### GIVEN PROBLEM
Scan the entries below. List each line with "name".

### DATA EXTRACT
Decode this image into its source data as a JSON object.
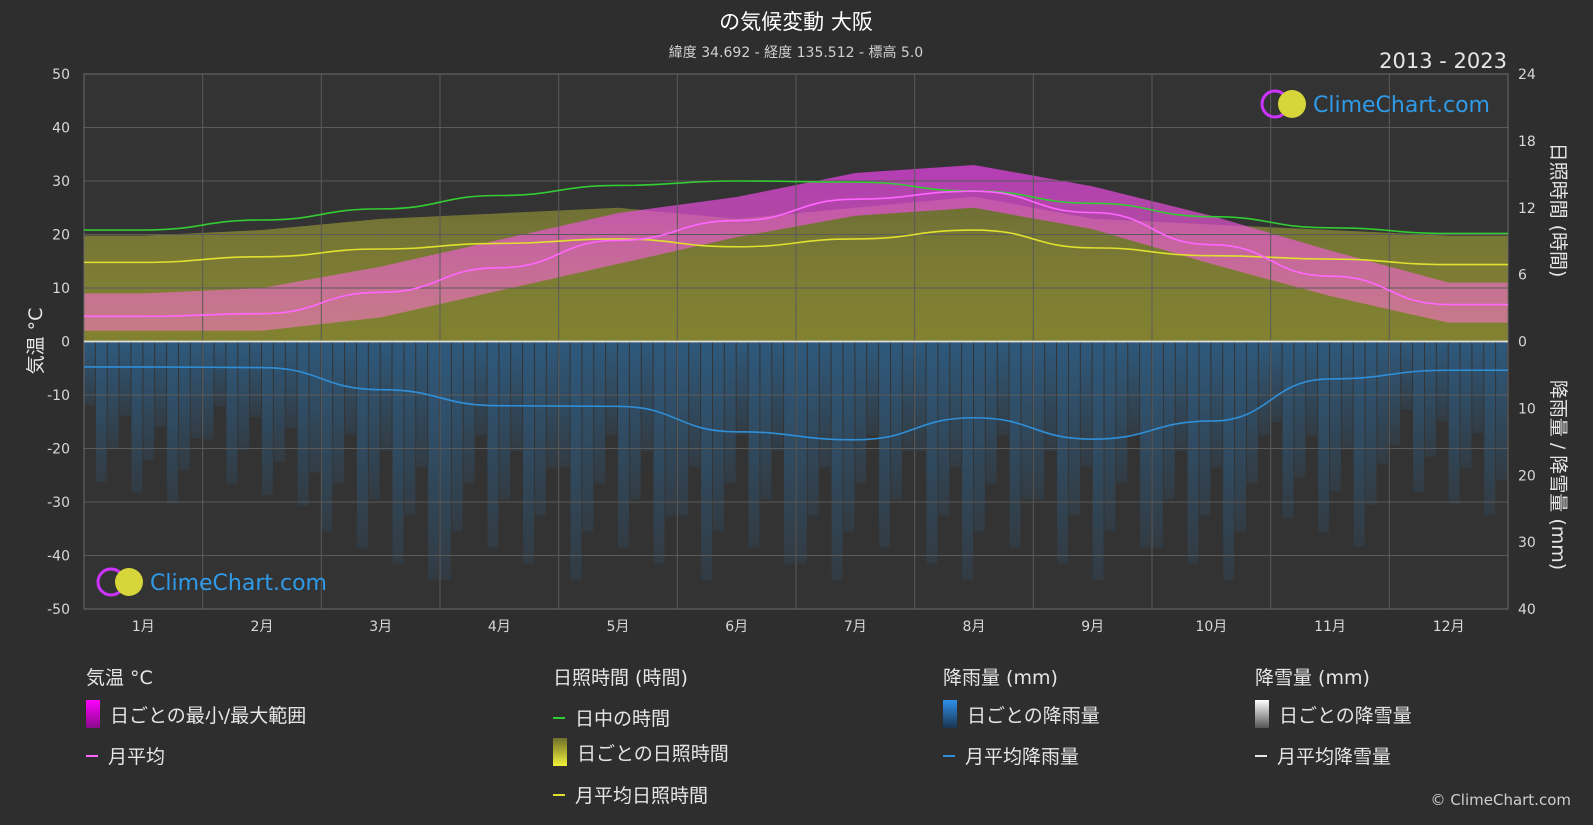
{
  "header": {
    "title": "の気候変動 大阪",
    "subtitle": "緯度 34.692 - 経度 135.512 - 標高 5.0",
    "years": "2013 - 2023",
    "watermark": "ClimeChart.com"
  },
  "axes": {
    "left_label": "気温 °C",
    "right_top_label": "日照時間 (時間)",
    "right_bottom_label": "降雨量 / 降雪量 (mm)",
    "left_ticks": [
      "50",
      "40",
      "30",
      "20",
      "10",
      "0",
      "-10",
      "-20",
      "-30",
      "-40",
      "-50"
    ],
    "right_top_ticks": [
      "24",
      "18",
      "12",
      "6",
      "0"
    ],
    "right_bottom_ticks": [
      "10",
      "20",
      "30",
      "40"
    ]
  },
  "chart_data": {
    "type": "line",
    "title": "の気候変動 大阪",
    "categories": [
      "1月",
      "2月",
      "3月",
      "4月",
      "5月",
      "6月",
      "7月",
      "8月",
      "9月",
      "10月",
      "11月",
      "12月"
    ],
    "temp_ylim": [
      -50,
      50
    ],
    "sunshine_ylim": [
      0,
      24
    ],
    "precip_ylim": [
      0,
      40
    ],
    "grid": true,
    "series": [
      {
        "name": "日中の時間",
        "axis": "sunshine_hours",
        "color": "#33cc33",
        "values": [
          10.0,
          10.9,
          11.9,
          13.1,
          14.0,
          14.4,
          14.3,
          13.5,
          12.4,
          11.2,
          10.2,
          9.7
        ]
      },
      {
        "name": "月平均日照時間",
        "axis": "sunshine_hours",
        "color": "#e0e030",
        "values": [
          7.1,
          7.6,
          8.3,
          8.8,
          9.2,
          8.5,
          9.2,
          10.0,
          8.4,
          7.7,
          7.4,
          6.9
        ]
      },
      {
        "name": "月平均",
        "axis": "temperature",
        "color": "#ff66ff",
        "values": [
          4.7,
          5.2,
          9.2,
          13.8,
          18.9,
          22.6,
          26.6,
          28.1,
          24.1,
          18.1,
          12.2,
          6.9
        ]
      },
      {
        "name": "月平均降雨量",
        "axis": "precipitation_mm",
        "color": "#2f8fd8",
        "values": [
          3.8,
          3.9,
          7.2,
          9.6,
          9.7,
          13.5,
          14.7,
          11.4,
          14.6,
          11.9,
          5.6,
          4.3
        ]
      },
      {
        "name": "月平均降雪量",
        "axis": "precipitation_mm",
        "color": "#e6e6e6",
        "values": [
          0.0,
          0.0,
          0.0,
          0.0,
          0.0,
          0.0,
          0.0,
          0.0,
          0.0,
          0.0,
          0.0,
          0.0
        ]
      }
    ],
    "daily_temp_range": {
      "name": "日ごとの最小/最大範囲",
      "min": [
        2.0,
        2.0,
        4.5,
        9.5,
        14.5,
        19.5,
        23.5,
        25.0,
        21.0,
        14.5,
        8.5,
        3.5
      ],
      "max": [
        9.0,
        10.0,
        14.0,
        19.0,
        24.0,
        27.0,
        31.5,
        33.0,
        29.0,
        23.5,
        17.0,
        11.0
      ]
    },
    "daily_sunshine": {
      "name": "日ごとの日照時間",
      "values": [
        7.0,
        7.5,
        8.5,
        9.0,
        9.5,
        8.5,
        9.5,
        10.5,
        8.5,
        8.0,
        7.5,
        7.0
      ]
    }
  },
  "legend": {
    "temperature": {
      "title": "気温 °C",
      "items": [
        "日ごとの最小/最大範囲",
        "月平均"
      ]
    },
    "sunshine": {
      "title": "日照時間 (時間)",
      "items": [
        "日中の時間",
        "日ごとの日照時間",
        "月平均日照時間"
      ]
    },
    "rain": {
      "title": "降雨量 (mm)",
      "items": [
        "日ごとの降雨量",
        "月平均降雨量"
      ]
    },
    "snow": {
      "title": "降雪量 (mm)",
      "items": [
        "日ごとの降雪量",
        "月平均降雪量"
      ]
    }
  },
  "footer": {
    "copyright": "© ClimeChart.com"
  }
}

### RESULT OF THE EXERCISE
        "name": "日中の時間",
        "name": "月平均日照時間",
        "name": "月平均",
        "name": "月平均降雨量",
        "name": "月平均降雪量",
      "name": "日ごとの最小/最大範囲",
      "name": "日ごとの日照時間",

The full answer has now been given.